[BEGIN]

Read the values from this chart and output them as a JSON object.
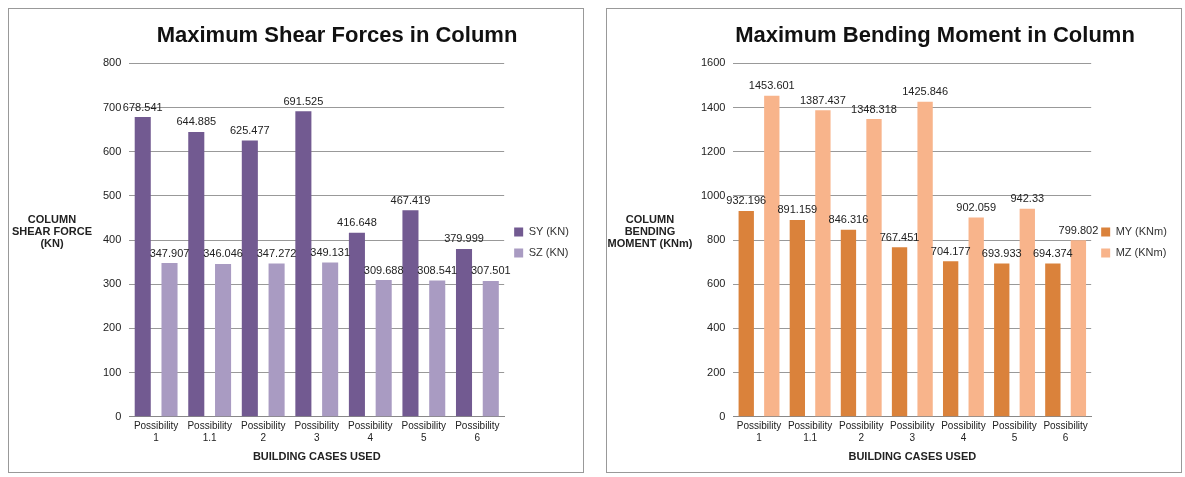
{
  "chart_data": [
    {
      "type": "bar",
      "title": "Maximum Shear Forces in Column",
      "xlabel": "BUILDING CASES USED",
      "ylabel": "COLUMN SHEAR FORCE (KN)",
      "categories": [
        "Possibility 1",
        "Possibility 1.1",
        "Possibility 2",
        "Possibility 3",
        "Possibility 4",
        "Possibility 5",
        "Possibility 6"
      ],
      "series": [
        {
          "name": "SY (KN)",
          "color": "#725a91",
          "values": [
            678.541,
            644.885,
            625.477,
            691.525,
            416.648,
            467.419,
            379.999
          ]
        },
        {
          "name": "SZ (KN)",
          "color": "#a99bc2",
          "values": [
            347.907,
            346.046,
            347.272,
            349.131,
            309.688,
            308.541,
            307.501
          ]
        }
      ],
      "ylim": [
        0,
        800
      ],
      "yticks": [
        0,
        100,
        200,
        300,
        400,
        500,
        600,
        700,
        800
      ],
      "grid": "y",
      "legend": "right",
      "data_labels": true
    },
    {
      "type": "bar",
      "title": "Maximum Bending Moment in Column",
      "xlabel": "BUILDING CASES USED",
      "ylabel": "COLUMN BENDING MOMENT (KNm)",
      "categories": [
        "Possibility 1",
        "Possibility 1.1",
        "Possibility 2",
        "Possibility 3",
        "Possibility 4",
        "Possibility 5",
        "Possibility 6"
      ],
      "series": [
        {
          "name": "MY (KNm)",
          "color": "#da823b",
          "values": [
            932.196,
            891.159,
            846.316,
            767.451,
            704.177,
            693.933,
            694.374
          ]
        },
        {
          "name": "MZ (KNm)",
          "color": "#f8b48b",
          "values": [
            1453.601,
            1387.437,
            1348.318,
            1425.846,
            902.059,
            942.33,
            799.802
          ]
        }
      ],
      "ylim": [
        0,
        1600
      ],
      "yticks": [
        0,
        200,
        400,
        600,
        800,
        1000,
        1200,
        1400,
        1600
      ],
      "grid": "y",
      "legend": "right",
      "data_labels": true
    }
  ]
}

[END]
[BEGIN]

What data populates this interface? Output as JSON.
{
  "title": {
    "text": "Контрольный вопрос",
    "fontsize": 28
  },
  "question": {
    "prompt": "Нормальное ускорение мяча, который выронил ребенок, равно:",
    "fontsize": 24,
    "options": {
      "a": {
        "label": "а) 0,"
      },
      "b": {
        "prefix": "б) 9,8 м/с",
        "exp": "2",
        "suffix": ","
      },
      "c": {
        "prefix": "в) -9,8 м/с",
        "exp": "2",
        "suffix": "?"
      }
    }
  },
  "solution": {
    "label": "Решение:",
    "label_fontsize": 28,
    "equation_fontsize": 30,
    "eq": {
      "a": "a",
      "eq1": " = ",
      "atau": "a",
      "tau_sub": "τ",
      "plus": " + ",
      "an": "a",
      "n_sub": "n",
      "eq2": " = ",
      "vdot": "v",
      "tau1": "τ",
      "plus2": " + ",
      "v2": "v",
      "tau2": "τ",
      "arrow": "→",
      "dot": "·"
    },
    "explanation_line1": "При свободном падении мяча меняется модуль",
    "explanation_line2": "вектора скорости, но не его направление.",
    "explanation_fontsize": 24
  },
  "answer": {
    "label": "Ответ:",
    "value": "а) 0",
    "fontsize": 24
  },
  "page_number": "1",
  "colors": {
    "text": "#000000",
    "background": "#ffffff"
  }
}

[END]
[BEGIN]

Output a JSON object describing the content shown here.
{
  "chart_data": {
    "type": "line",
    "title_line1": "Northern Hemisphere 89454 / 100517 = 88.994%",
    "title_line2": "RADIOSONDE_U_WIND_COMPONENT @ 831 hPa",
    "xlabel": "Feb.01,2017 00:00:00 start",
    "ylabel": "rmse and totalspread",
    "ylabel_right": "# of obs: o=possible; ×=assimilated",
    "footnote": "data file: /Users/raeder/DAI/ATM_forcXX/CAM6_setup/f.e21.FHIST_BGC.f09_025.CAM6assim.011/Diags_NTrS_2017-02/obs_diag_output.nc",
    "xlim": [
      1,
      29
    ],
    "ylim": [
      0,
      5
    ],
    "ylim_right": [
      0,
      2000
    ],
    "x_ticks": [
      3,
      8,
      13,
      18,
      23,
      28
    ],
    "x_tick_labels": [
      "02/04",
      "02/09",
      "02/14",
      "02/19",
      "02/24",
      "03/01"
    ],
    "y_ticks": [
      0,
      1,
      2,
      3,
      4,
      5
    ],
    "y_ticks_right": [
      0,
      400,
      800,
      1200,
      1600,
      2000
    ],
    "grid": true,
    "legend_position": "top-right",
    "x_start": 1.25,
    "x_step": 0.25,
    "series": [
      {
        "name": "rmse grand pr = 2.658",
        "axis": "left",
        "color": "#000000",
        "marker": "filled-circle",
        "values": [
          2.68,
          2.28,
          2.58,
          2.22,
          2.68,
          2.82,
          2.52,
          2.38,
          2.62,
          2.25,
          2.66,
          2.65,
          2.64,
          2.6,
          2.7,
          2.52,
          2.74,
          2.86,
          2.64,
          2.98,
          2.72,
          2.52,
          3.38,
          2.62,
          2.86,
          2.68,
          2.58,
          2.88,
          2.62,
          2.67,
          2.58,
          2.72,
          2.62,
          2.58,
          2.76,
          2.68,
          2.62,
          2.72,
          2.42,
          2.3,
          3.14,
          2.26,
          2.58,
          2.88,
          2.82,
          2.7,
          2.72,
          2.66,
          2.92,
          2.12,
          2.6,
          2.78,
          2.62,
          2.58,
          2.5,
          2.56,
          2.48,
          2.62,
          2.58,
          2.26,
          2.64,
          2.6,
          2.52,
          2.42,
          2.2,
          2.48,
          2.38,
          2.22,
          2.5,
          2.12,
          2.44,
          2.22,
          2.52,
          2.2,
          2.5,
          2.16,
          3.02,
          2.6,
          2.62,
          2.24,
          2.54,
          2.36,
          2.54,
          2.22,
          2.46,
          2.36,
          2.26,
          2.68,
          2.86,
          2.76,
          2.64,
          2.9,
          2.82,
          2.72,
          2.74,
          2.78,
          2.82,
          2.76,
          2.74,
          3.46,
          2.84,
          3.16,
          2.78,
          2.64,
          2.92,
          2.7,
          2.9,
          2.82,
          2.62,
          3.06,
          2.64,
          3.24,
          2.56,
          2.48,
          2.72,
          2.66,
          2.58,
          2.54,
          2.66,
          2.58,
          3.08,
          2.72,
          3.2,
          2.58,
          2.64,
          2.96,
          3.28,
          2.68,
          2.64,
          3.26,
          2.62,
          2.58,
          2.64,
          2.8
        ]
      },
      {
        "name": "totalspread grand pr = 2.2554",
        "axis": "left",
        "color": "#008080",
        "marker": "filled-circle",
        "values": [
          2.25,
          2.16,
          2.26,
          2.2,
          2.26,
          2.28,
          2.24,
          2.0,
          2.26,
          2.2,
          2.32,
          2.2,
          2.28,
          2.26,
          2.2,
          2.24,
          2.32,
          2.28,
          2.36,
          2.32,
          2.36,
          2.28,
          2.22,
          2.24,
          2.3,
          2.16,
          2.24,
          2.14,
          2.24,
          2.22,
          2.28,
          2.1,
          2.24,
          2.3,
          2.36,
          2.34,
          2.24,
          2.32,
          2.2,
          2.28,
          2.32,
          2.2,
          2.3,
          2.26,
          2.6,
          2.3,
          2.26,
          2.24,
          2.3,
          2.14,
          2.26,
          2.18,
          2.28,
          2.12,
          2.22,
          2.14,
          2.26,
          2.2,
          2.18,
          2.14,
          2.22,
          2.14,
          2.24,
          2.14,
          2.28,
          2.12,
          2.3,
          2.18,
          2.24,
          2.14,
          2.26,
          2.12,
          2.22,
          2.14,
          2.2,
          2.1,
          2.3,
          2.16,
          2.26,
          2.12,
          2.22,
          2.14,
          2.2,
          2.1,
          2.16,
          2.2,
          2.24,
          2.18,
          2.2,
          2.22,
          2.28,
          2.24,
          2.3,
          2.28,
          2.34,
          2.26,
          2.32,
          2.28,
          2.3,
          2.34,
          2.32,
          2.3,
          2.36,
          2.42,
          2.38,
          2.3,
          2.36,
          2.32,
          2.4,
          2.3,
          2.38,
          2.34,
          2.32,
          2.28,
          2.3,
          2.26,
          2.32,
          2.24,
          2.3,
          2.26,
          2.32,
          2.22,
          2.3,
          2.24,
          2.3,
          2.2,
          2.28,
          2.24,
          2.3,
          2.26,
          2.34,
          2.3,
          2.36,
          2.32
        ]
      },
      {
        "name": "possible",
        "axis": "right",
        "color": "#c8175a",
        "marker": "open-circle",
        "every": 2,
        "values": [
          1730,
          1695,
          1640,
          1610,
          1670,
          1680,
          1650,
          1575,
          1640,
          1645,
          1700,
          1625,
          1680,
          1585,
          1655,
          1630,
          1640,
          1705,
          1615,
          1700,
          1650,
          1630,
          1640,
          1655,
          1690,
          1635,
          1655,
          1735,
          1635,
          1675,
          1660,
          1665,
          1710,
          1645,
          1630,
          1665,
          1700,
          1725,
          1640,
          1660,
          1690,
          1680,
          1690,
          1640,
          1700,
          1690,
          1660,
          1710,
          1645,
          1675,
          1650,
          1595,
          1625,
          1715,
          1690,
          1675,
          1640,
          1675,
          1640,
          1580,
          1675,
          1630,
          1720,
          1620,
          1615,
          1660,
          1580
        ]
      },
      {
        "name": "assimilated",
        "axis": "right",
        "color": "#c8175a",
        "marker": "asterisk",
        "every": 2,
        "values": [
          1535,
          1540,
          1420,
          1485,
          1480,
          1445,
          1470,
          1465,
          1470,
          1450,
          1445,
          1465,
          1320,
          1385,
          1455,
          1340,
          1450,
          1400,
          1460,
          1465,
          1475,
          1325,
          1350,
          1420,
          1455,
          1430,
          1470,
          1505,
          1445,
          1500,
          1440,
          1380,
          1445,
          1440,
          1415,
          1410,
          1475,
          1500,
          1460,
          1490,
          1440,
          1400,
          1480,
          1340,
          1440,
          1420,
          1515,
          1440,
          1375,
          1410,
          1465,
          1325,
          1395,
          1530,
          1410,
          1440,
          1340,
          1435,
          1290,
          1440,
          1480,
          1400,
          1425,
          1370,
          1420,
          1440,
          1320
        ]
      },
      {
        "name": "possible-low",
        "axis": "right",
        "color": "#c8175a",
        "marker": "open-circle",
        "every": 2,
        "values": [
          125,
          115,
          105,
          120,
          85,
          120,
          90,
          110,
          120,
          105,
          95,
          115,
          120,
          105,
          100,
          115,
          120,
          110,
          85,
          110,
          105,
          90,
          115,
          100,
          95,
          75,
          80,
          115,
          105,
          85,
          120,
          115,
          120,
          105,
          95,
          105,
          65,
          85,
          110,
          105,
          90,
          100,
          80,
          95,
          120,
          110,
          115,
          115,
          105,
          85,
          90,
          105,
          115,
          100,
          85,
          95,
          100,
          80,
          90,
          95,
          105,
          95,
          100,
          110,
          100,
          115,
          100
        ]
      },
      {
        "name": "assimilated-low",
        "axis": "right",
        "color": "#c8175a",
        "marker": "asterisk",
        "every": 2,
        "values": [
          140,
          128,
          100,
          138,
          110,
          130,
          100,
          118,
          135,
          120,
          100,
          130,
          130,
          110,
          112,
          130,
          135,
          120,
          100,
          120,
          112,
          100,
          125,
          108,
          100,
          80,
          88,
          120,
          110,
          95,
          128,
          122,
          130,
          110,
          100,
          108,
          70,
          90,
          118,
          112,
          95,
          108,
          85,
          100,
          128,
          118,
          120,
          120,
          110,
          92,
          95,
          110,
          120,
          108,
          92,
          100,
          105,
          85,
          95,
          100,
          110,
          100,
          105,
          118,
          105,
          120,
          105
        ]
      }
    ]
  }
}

[END]

▶ WHAT THE TASK ASKS
Identify each line holding the string "мяча", and copy it out.

▶ COMPLETED TASK
    "prompt": "Нормальное ускорение мяча, который выронил ребенок, равно:",
    "explanation_line1": "При свободном падении мяча меняется модуль",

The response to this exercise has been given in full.